» GIVEN TASK: Every line that holds "title" should be shown.

» STORED DATA:
▬▬▬
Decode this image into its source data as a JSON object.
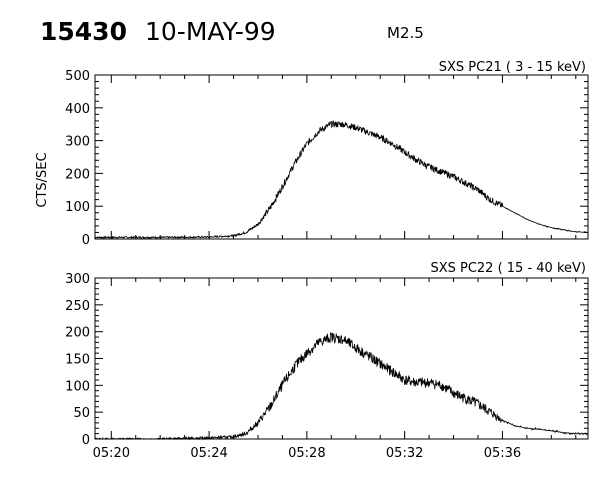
{
  "header": {
    "event_id": "15430",
    "date": "10-MAY-99",
    "flare_class": "M2.5"
  },
  "chart_data": [
    {
      "type": "line",
      "title": "SXS PC21  (  3 - 15 keV)",
      "ylabel": "CTS/SEC",
      "xlabel": "",
      "x_range": [
        "05:19:20",
        "05:39:30"
      ],
      "ylim": [
        0,
        500
      ],
      "y_ticks": [
        0,
        100,
        200,
        300,
        400,
        500
      ],
      "x_ticks": [
        "05:20",
        "05:24",
        "05:28",
        "05:32",
        "05:36"
      ],
      "noise_amplitude_dense_segment": 20,
      "dense_segment_end": "05:36:00",
      "series": [
        {
          "x": [
            "05:19:20",
            "05:20:00",
            "05:22:00",
            "05:24:00",
            "05:25:00",
            "05:25:30",
            "05:26:00",
            "05:26:30",
            "05:27:00",
            "05:27:30",
            "05:28:00",
            "05:28:30",
            "05:29:00",
            "05:29:30",
            "05:30:00",
            "05:30:30",
            "05:31:00",
            "05:31:30",
            "05:32:00",
            "05:32:30",
            "05:33:00",
            "05:33:30",
            "05:34:00",
            "05:34:30",
            "05:35:00",
            "05:35:30",
            "05:36:00",
            "05:36:30",
            "05:37:00",
            "05:37:30",
            "05:38:00",
            "05:38:30",
            "05:39:00",
            "05:39:30"
          ],
          "y": [
            5,
            5,
            5,
            6,
            10,
            20,
            45,
            95,
            160,
            230,
            290,
            330,
            350,
            350,
            340,
            325,
            310,
            290,
            265,
            240,
            220,
            205,
            190,
            170,
            150,
            120,
            100,
            80,
            60,
            45,
            35,
            28,
            22,
            20
          ]
        }
      ]
    },
    {
      "type": "line",
      "title": "SXS PC22  ( 15 - 40 keV)",
      "ylabel": "",
      "xlabel": "",
      "x_range": [
        "05:19:20",
        "05:39:30"
      ],
      "ylim": [
        0,
        300
      ],
      "y_ticks": [
        0,
        50,
        100,
        150,
        200,
        250,
        300
      ],
      "x_ticks": [
        "05:20",
        "05:24",
        "05:28",
        "05:32",
        "05:36"
      ],
      "noise_amplitude_dense_segment": 20,
      "dense_segment_end": "05:36:00",
      "series": [
        {
          "x": [
            "05:19:20",
            "05:20:00",
            "05:22:00",
            "05:24:00",
            "05:25:00",
            "05:25:30",
            "05:26:00",
            "05:26:30",
            "05:27:00",
            "05:27:30",
            "05:28:00",
            "05:28:30",
            "05:29:00",
            "05:29:30",
            "05:30:00",
            "05:30:30",
            "05:31:00",
            "05:31:30",
            "05:32:00",
            "05:32:30",
            "05:33:00",
            "05:33:30",
            "05:34:00",
            "05:34:30",
            "05:35:00",
            "05:35:30",
            "05:36:00",
            "05:36:30",
            "05:37:00",
            "05:37:30",
            "05:38:00",
            "05:38:30",
            "05:39:00",
            "05:39:30"
          ],
          "y": [
            0,
            0,
            0,
            2,
            4,
            10,
            30,
            60,
            100,
            135,
            160,
            180,
            190,
            185,
            170,
            155,
            140,
            125,
            110,
            105,
            105,
            100,
            85,
            75,
            65,
            50,
            35,
            25,
            20,
            18,
            15,
            12,
            10,
            10
          ]
        }
      ]
    }
  ]
}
▬▬▬
» WORKED ANSWER:
      "title": "SXS PC21  (  3 - 15 keV)",
      "title": "SXS PC22  ( 15 - 40 keV)",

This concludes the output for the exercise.